November 16th, 2024

Hezbollah searching for the body of commander targeted in Israeli strike in Beirut

By Abby Sewell, The Associated Press on July 30, 2024.

In this photo released by the Iranian Presidency Office, President Masoud Pezeshkian, right, shakes hands with Hamas chief Ismail Haniyeh at the start of their meeting at the President's office in Tehran, Iran, Tuesday, July 30, 2024. (Iranian Presidency Office via AP)

BEIRUT (AP) – The Lebanese militant group Hezbollah said Wednesday they were still searching for the body of a top commander targeted in an Israeli strike in Beirut.

The Iran-backed group’s first comment after the strike targeting Fouad Shukur came hours after his death Tuesday and followed an overnight strike in Tehran that killed Hamas leader Ismail Haniyeh. Hezbollah did not comment about the Hamas leader’s death.

Israel claimed late Tuesday that they had killed Shukur, who they said was behind a rocket attack on Majdal Shams in the Israeli-occupied Golan Heights that killed 12 youths.

Hezbollah said civil defense workers were still searching for his body and others under the rubble of the building Israel struck.

Like most of Hezbollah’s military officials, little is known about Shukur, who was also known as Sayed Mohsen. Washington blames him for planning and staging the truck bombing of a Marine Corps barracks in Beirut that killed 241 American service members in 1983. U.S. Treasury Department had offered a $5 million reward for information about him.

§ Dataset extract:
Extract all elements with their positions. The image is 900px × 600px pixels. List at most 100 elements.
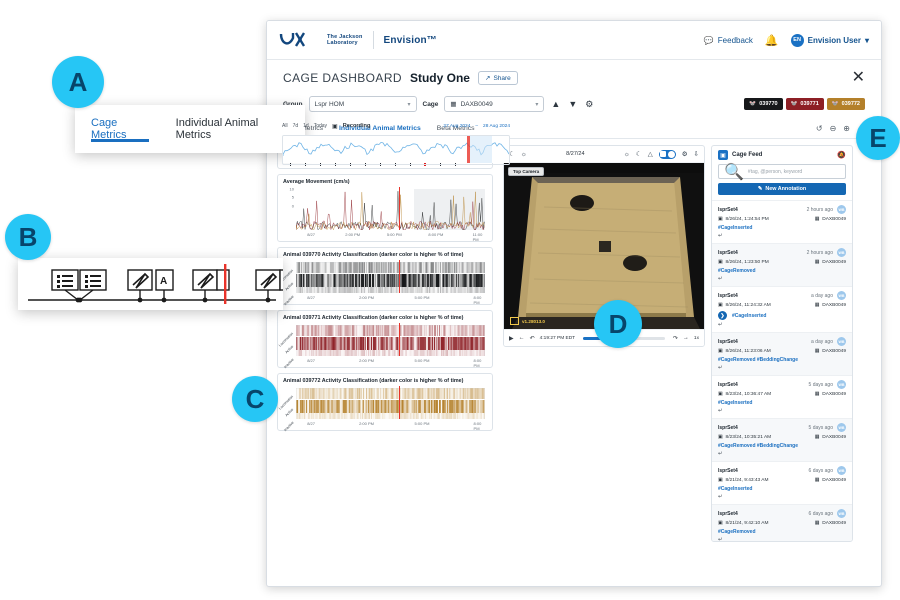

§ Stated exercise:
Reproduce the entire article on the Beirut strike above, word for word.

§ Reply to the exercise:
November 16th, 2024

Hezbollah searching for the body of commander targeted in Israeli strike in Beirut

By Abby Sewell, The Associated Press on July 30, 2024.

In this photo released by the Iranian Presidency Office, President Masoud Pezeshkian, right, shakes hands with Hamas chief Ismail Haniyeh at the start of their meeting at the President's office in Tehran, Iran, Tuesday, July 30, 2024. (Iranian Presidency Office via AP)

BEIRUT (AP) – The Lebanese militant group Hezbollah said Wednesday they were still searching for the body of a top commander targeted in an Israeli strike in Beirut.

The Iran-backed group’s first comment after the strike targeting Fouad Shukur came hours after his death Tuesday and followed an overnight strike in Tehran that killed Hamas leader Ismail Haniyeh. Hezbollah did not comment about the Hamas leader’s death.

Israel claimed late Tuesday that they had killed Shukur, who they said was behind a rocket attack on Majdal Shams in the Israeli-occupied Golan Heights that killed 12 youths.

Hezbollah said civil defense workers were still searching for his body and others under the rubble of the building Israel struck.

Like most of Hezbollah’s military officials, little is known about Shukur, who was also known as Sayed Mohsen. Washington blames him for planning and staging the truck bombing of a Marine Corps barracks in Beirut that killed 241 American service members in 1983. U.S. Treasury Department had offered a $5 million reward for information about him.